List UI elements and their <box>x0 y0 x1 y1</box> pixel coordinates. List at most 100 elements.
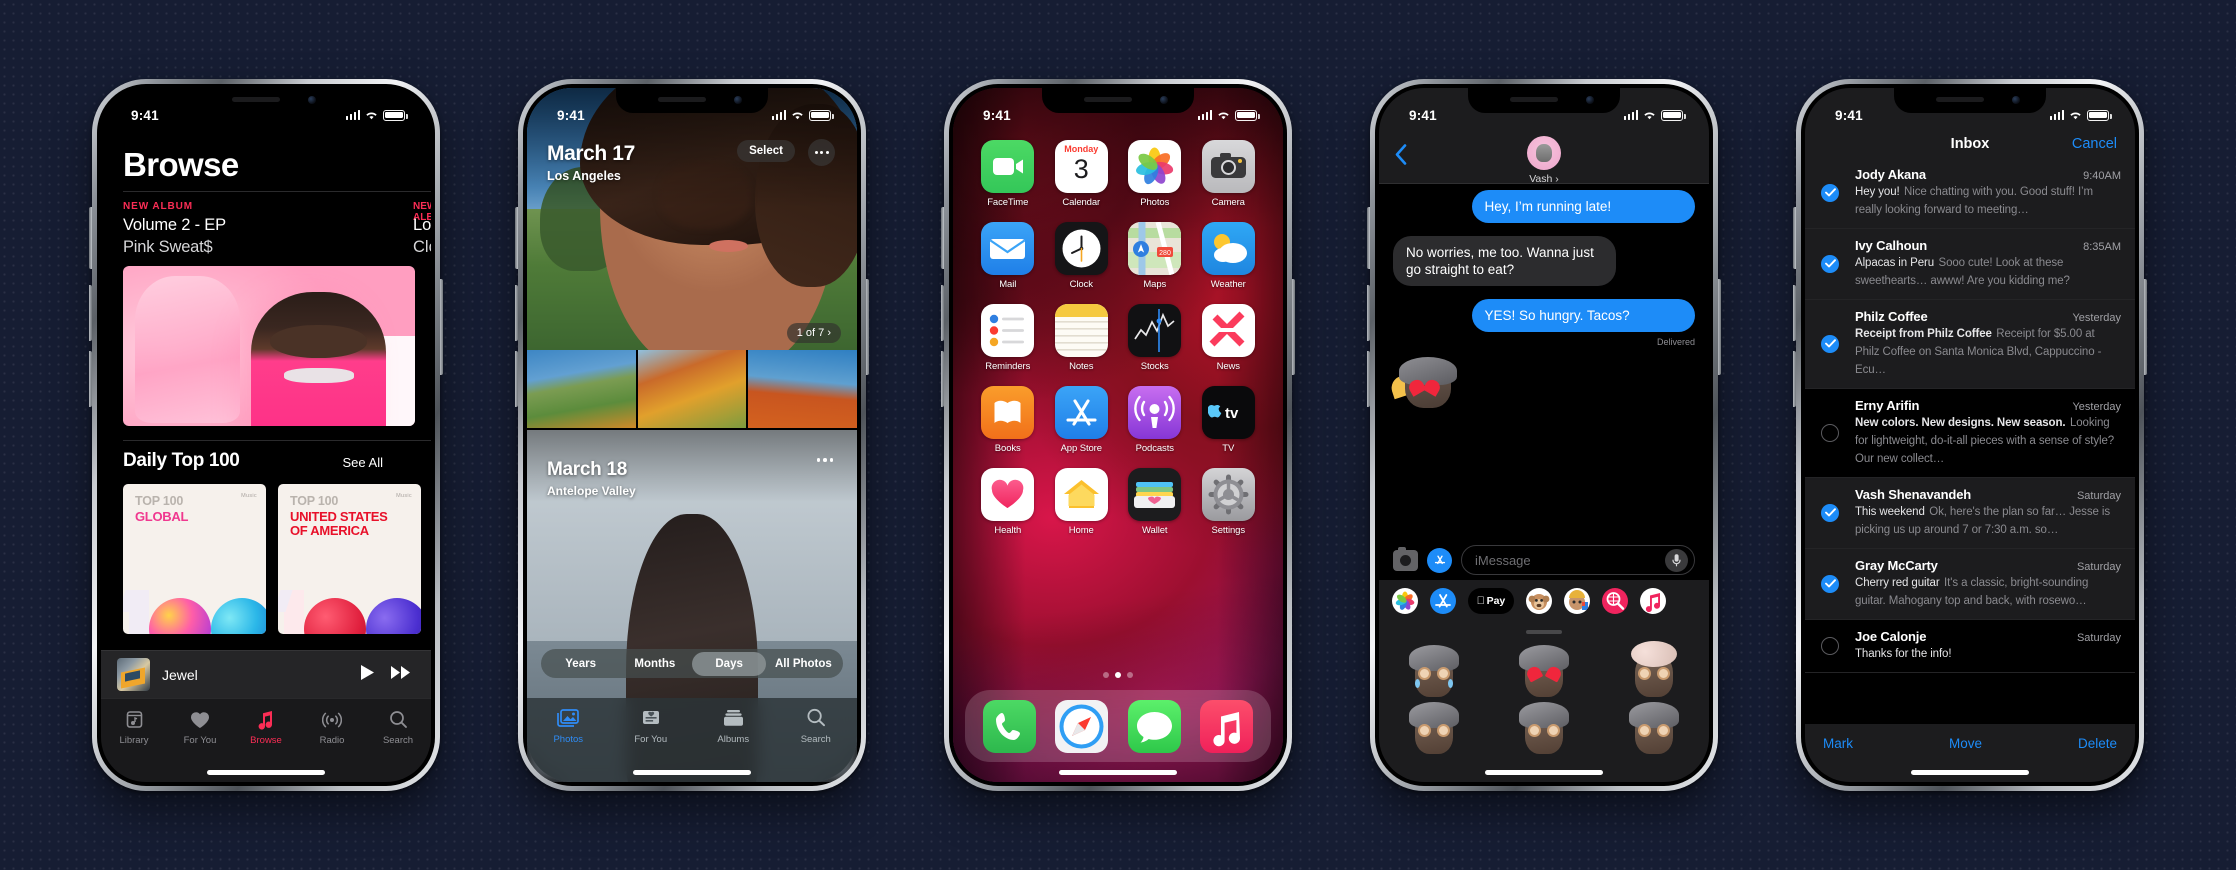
chevron-left-icon[interactable] <box>1395 144 1407 170</box>
email-row[interactable]: Ivy Calhoun 8:35AM Alpacas in Peru Sooo c… <box>1805 229 2135 300</box>
app-settings[interactable]: Settings <box>1192 468 1266 536</box>
music-icon[interactable] <box>1640 588 1666 614</box>
safari-icon[interactable] <box>1055 699 1109 753</box>
volume-down-button[interactable] <box>941 351 944 407</box>
app-weather[interactable]: Weather <box>1192 222 1266 290</box>
select-button[interactable]: Select <box>737 140 795 162</box>
volume-down-button[interactable] <box>89 351 92 407</box>
app-store-icon[interactable] <box>1427 547 1452 573</box>
segment-days[interactable]: Days <box>692 651 767 676</box>
message-bubble[interactable]: No worries, me too. Wanna just go straig… <box>1393 236 1617 286</box>
app-stocks[interactable]: Stocks <box>1118 304 1192 372</box>
app-news[interactable]: News <box>1192 304 1266 372</box>
app-tv[interactable]: tv TV <box>1192 386 1266 454</box>
app-camera[interactable]: Camera <box>1192 140 1266 208</box>
microphone-icon[interactable] <box>1665 548 1688 572</box>
message-bubble[interactable]: YES! So hungry. Tacos? <box>1471 299 1695 332</box>
playlist-card[interactable]: TOP 100 UNITED STATES OF AMERICA Music <box>278 484 421 634</box>
volume-up-button[interactable] <box>941 285 944 341</box>
select-checkbox[interactable] <box>1805 487 1855 538</box>
power-button[interactable] <box>2144 279 2147 375</box>
tab-search[interactable]: Search <box>365 708 431 782</box>
drawer-grabber[interactable] <box>1526 630 1562 634</box>
app-clock[interactable]: Clock <box>1045 222 1119 290</box>
power-button[interactable] <box>440 279 443 375</box>
power-button[interactable] <box>1718 279 1721 375</box>
select-checkbox[interactable] <box>1805 167 1855 218</box>
app-facetime[interactable]: FaceTime <box>971 140 1045 208</box>
memoji-sticker-item[interactable] <box>1489 644 1599 701</box>
volume-up-button[interactable] <box>1793 285 1796 341</box>
photo-count-badge[interactable]: 1 of 7 › <box>786 323 841 343</box>
power-button[interactable] <box>1292 279 1295 375</box>
volume-down-button[interactable] <box>1793 351 1796 407</box>
memoji-sticker-item[interactable] <box>1379 644 1489 701</box>
music-icon[interactable] <box>1200 699 1254 753</box>
volume-up-button[interactable] <box>515 285 518 341</box>
app-mail[interactable]: Mail <box>971 222 1045 290</box>
home-indicator[interactable] <box>1485 770 1603 775</box>
mark-button[interactable]: Mark <box>1823 736 1853 751</box>
photo-thumbnail[interactable] <box>527 350 636 428</box>
segment-years[interactable]: Years <box>544 652 618 676</box>
contact-name[interactable]: Vash › <box>1529 173 1559 185</box>
now-playing-bar[interactable]: Jewel <box>101 650 431 698</box>
app-health[interactable]: Health <box>971 468 1045 536</box>
segment-months[interactable]: Months <box>618 652 692 676</box>
tab-photos[interactable]: Photos <box>527 708 610 782</box>
message-bubble[interactable]: Hey, I’m running late! <box>1471 190 1695 223</box>
memoji-sticker[interactable] <box>1388 357 1459 416</box>
memoji-sticker-item[interactable] <box>1489 701 1599 758</box>
camera-icon[interactable] <box>1393 546 1418 571</box>
email-list[interactable]: Jody Akana 9:40AM Hey you! Nice chatting … <box>1805 158 2135 724</box>
animoji-icon[interactable] <box>1526 588 1552 614</box>
app-wallet[interactable]: Wallet <box>1118 468 1192 536</box>
photo-thumbnail[interactable] <box>748 350 857 428</box>
app-books[interactable]: Books <box>971 386 1045 454</box>
home-indicator[interactable] <box>1911 770 2029 775</box>
select-checkbox[interactable] <box>1805 238 1855 289</box>
more-dots-icon[interactable] <box>816 458 833 462</box>
play-icon[interactable] <box>360 664 375 686</box>
tab-search[interactable]: Search <box>775 708 858 782</box>
select-checkbox[interactable] <box>1805 558 1855 609</box>
memoji-icon[interactable] <box>1564 588 1590 614</box>
app-home[interactable]: Home <box>1045 468 1119 536</box>
avatar[interactable] <box>1527 136 1561 170</box>
app-photos[interactable]: Photos <box>1118 140 1192 208</box>
photo-thumbnail[interactable] <box>637 350 747 428</box>
imessage-input[interactable]: iMessage <box>1461 545 1695 575</box>
power-button[interactable] <box>866 279 869 375</box>
cancel-button[interactable]: Cancel <box>2072 136 2117 152</box>
app-store-icon[interactable] <box>1430 588 1456 614</box>
messages-icon[interactable] <box>1127 699 1181 753</box>
tab-library[interactable]: Library <box>101 708 167 782</box>
playlist-card[interactable]: TOP 100 GLOBAL Music <box>123 484 266 634</box>
fast-forward-icon[interactable] <box>391 665 411 685</box>
email-row[interactable]: Gray McCarty Saturday Cherry red guitar I… <box>1805 549 2135 620</box>
select-checkbox[interactable] <box>1805 309 1855 378</box>
memoji-sticker-item[interactable] <box>1379 701 1489 758</box>
email-row[interactable]: Erny Arifin Yesterday New colors. New des… <box>1805 389 2135 478</box>
page-indicator-dots[interactable] <box>1103 672 1133 678</box>
app-maps[interactable]: 280 Maps <box>1118 222 1192 290</box>
select-checkbox[interactable] <box>1805 398 1855 467</box>
email-row[interactable]: Jody Akana 9:40AM Hey you! Nice chatting … <box>1805 158 2135 229</box>
app-notes[interactable]: Notes <box>1045 304 1119 372</box>
photos-icon[interactable] <box>1392 588 1418 614</box>
more-dots-icon[interactable] <box>808 139 835 166</box>
move-button[interactable]: Move <box>1949 736 1982 751</box>
app-calendar[interactable]: Monday 3 Calendar <box>1045 140 1119 208</box>
email-row[interactable]: Joe Calonje Saturday Thanks for the info! <box>1805 620 2135 673</box>
memoji-sticker-item[interactable] <box>1599 701 1709 758</box>
album-artwork[interactable] <box>123 266 415 426</box>
app-reminders[interactable]: Reminders <box>971 304 1045 372</box>
images-search-icon[interactable] <box>1602 588 1628 614</box>
home-indicator[interactable] <box>1059 770 1177 775</box>
volume-up-button[interactable] <box>89 285 92 341</box>
select-checkbox[interactable] <box>1805 629 1855 662</box>
apple-pay-icon[interactable]: Pay <box>1468 588 1514 614</box>
delete-button[interactable]: Delete <box>2078 736 2117 751</box>
app-app-store[interactable]: App Store <box>1045 386 1119 454</box>
home-indicator[interactable] <box>633 770 751 775</box>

□ □ □ □

Exercise: Recast all the entries above as a JSON list of strings, one string per line, with blank lines dropped and the pictures left out.

Solved exercise:
[
  "List UI elements and their <box>x0 y0 x1 y1</box> pixel coordinates. List at most 100 elements.",
  "chevron-left-icon[interactable] <box>1395 144 1407 170</box>",
  "email-row[interactable]: Ivy Calhoun 8:35AM Alpacas in Peru Sooo c… <box>1805 229 2135 300</box>",
  "app-settings[interactable]: Settings <box>1192 468 1266 536</box>",
  "music-icon[interactable] <box>1640 588 1666 614</box>",
  "safari-icon[interactable] <box>1055 699 1109 753</box>",
  "volume-down-button[interactable] <box>941 351 944 407</box>",
  "app-weather[interactable]: Weather <box>1192 222 1266 290</box>",
  "select-button[interactable]: Select <box>737 140 795 162</box>",
  "volume-down-button[interactable] <box>89 351 92 407</box>",
  "app-store-icon[interactable] <box>1427 547 1452 573</box>",
  "segment-days[interactable]: Days <box>692 651 767 676</box>",
  "message-bubble[interactable]: No worries, me too. Wanna just go straig… <box>1393 236 1617 286</box>",
  "app-stocks[interactable]: Stocks <box>1118 304 1192 372</box>",
  "app-news[interactable]: News <box>1192 304 1266 372</box>",
  "app-tv[interactable]: tv TV <box>1192 386 1266 454</box>",
  "app-camera[interactable]: Camera <box>1192 140 1266 208</box>",
  "microphone-icon[interactable] <box>1665 548 1688 572</box>",
  "message-bubble[interactable]: YES! So hungry. Tacos? <box>1471 299 1695 332</box>",
  "playlist-card[interactable]: TOP 100 UNITED STATES OF AMERICA Music <box>278 484 421 634</box>",
  "volume-up-button[interactable] <box>941 285 944 341</box>",
  "select-checkbox[interactable] <box>1805 487 1855 538</box>",
  "power-button[interactable] <box>2144 279 2147 375</box>",
  "tab-search[interactable]: Search <box>365 708 431 782</box>",
  "drawer-grabber[interactable] <box>1526 630 1562 634</box>",
  "app-clock[interactable]: Clock <box>1045 222 1119 290</box>",
  "power-button[interactable] <box>440 279 443 375</box>",
  "power-button[interactable] <box>1718 279 1721 375</box>",
  "select-checkbox[interactable] <box>1805 167 1855 218</box>",
  "app-facetime[interactable]: FaceTime <box>971 140 1045 208</box>",
  "memoji-sticker-item[interactable] <box>1489 644 1599 701</box>",
  "volume-up-button[interactable] <box>1793 285 1796 341</box>",
  "photo-count-badge[interactable]: 1 of 7 › <box>786 323 841 343</box>",
  "power-button[interactable] <box>1292 279 1295 375</box>",
  "volume-down-button[interactable] <box>1793 351 1796 407</box>",
  "memoji-sticker-item[interactable] <box>1379 644 1489 701</box>",
  "music-icon[interactable] <box>1200 699 1254 753</box>",
  "volume-up-button[interactable] <box>515 285 518 341</box>",
  "app-mail[interactable]: Mail <box>971 222 1045 290</box>",
  "home-indicator[interactable] <box>1485 770 1603 775</box>",
  "mark-button[interactable]: Mark <box>1823 736 1853 751</box>",
  "photo-thumbnail[interactable] <box>527 350 636 428</box>",
  "segment-years[interactable]: Years <box>544 652 618 676</box>",
  "contact-name[interactable]: Vash › <box>1529 173 1559 185</box>",
  "now-playing-bar[interactable]: Jewel <box>101 650 431 698</box>",
  "app-health[interactable]: Health <box>971 468 1045 536</box>",
  "segment-months[interactable]: Months <box>618 652 692 676</box>",
  "tab-photos[interactable]: Photos <box>527 708 610 782</box>",
  "message-bubble[interactable]: Hey, I’m running late! <box>1471 190 1695 223</box>",
  "memoji-sticker[interactable] <box>1388 357 1459 416</box>",
  "memoji-sticker-item[interactable] <box>1489 701 1599 758</box>",
  "camera-icon[interactable] <box>1393 546 1418 571</box>",
  "email-list[interactable]: Jody Akana 9:40AM Hey you! Nice chatting … <box>1805 158 2135 724</box>",
  "animoji-icon[interactable] <box>1526 588 1552 614</box>",
  "app-wallet[interactable]: Wallet <box>1118 468 1192 536</box>",
  "photo-thumbnail[interactable] <box>748 350 857 428</box>",
  "app-books[interactable]: Books <box>971 386 1045 454</box>",
  "home-indicator[interactable] <box>1911 770 2029 775</box>",
  "select-checkbox[interactable] <box>1805 238 1855 289</box>",
  "more-dots-icon[interactable] <box>816 458 833 462</box>",
  "play-icon[interactable] <box>360 664 375 686</box>",
  "tab-search[interactable]: Search <box>775 708 858 782</box>",
  "select-checkbox[interactable] <box>1805 558 1855 609</box>",
  "memoji-icon[interactable] <box>1564 588 1590 614</box>",
  "app-home[interactable]: Home <box>1045 468 1119 536</box>",
  "avatar[interactable] <box>1527 136 1561 170</box>",
  "app-photos[interactable]: Photos <box>1118 140 1192 208</box>",
  "photo-thumbnail[interactable] <box>637 350 747 428</box>",
  "imessage-input[interactable]: iMessage <box>1461 545 1695 575</box>",
  "power-button[interactable] <box>866 279 869 375</box>",
  "cancel-button[interactable]: Cancel <box>2072 136 2117 152</box>",
  "app-store-icon[interactable] <box>1430 588 1456 614</box>",
  "messages-icon[interactable] <box>1127 699 1181 753</box>",
  "tab-library[interactable]: Library <box>101 708 167 782</box>",
  "playlist-card[interactable]: TOP 100 GLOBAL Music <box>123 484 266 634</box>",
  "fast-forward-icon[interactable] <box>391 665 411 685</box>",
  "email-row[interactable]: Gray McCarty Saturday Cherry red guitar I… <box>1805 549 2135 620</box>",
  "select-checkbox[interactable] <box>1805 309 1855 378</box>",
  "memoji-sticker-item[interactable] <box>1379 701 1489 758</box>",
  "email-row[interactable]: Erny Arifin Yesterday New colors. New des… <box>1805 389 2135 478</box>",
  "page-indicator-dots[interactable] <box>1103 672 1133 678</box>",
  "app-maps[interactable]: 280 Maps <box>1118 222 1192 290</box>",
  "select-checkbox[interactable] <box>1805 398 1855 467</box>",
  "email-row[interactable]: Jody Akana 9:40AM Hey you! Nice chatting … <box>1805 158 2135 229</box>",
  "app-notes[interactable]: Notes <box>1045 304 1119 372</box>",
  "photos-icon[interactable] <box>1392 588 1418 614</box>",
  "more-dots-icon[interactable] <box>808 139 835 166</box>",
  "move-button[interactable]: Move <box>1949 736 1982 751</box>",
  "app-calendar[interactable]: Monday 3 Calendar <box>1045 140 1119 208</box>",
  "email-row[interactable]: Joe Calonje Saturday Thanks for the info! <box>1805 620 2135 673</box>",
  "memoji-sticker-item[interactable] <box>1599 701 1709 758</box>",
  "album-artwork[interactable] <box>123 266 415 426</box>",
  "app-reminders[interactable]: Reminders <box>971 304 1045 372</box>",
  "images-search-icon[interactable] <box>1602 588 1628 614</box>",
  "home-indicator[interactable] <box>1059 770 1177 775</box>",
  "volume-up-button[interactable] <box>89 285 92 341</box>",
  "select-checkbox[interactable] <box>1805 629 1855 662</box>",
  "apple-pay-icon[interactable]: Pay <box>1468 588 1514 614</box>",
  "delete-button[interactable]: Delete <box>2078 736 2117 751</box>",
  "app-app-store[interactable]: App Store <box>1045 386 1119 454</box>",
  "home-indicator[interactable] <box>633 770 751 775</box>"
]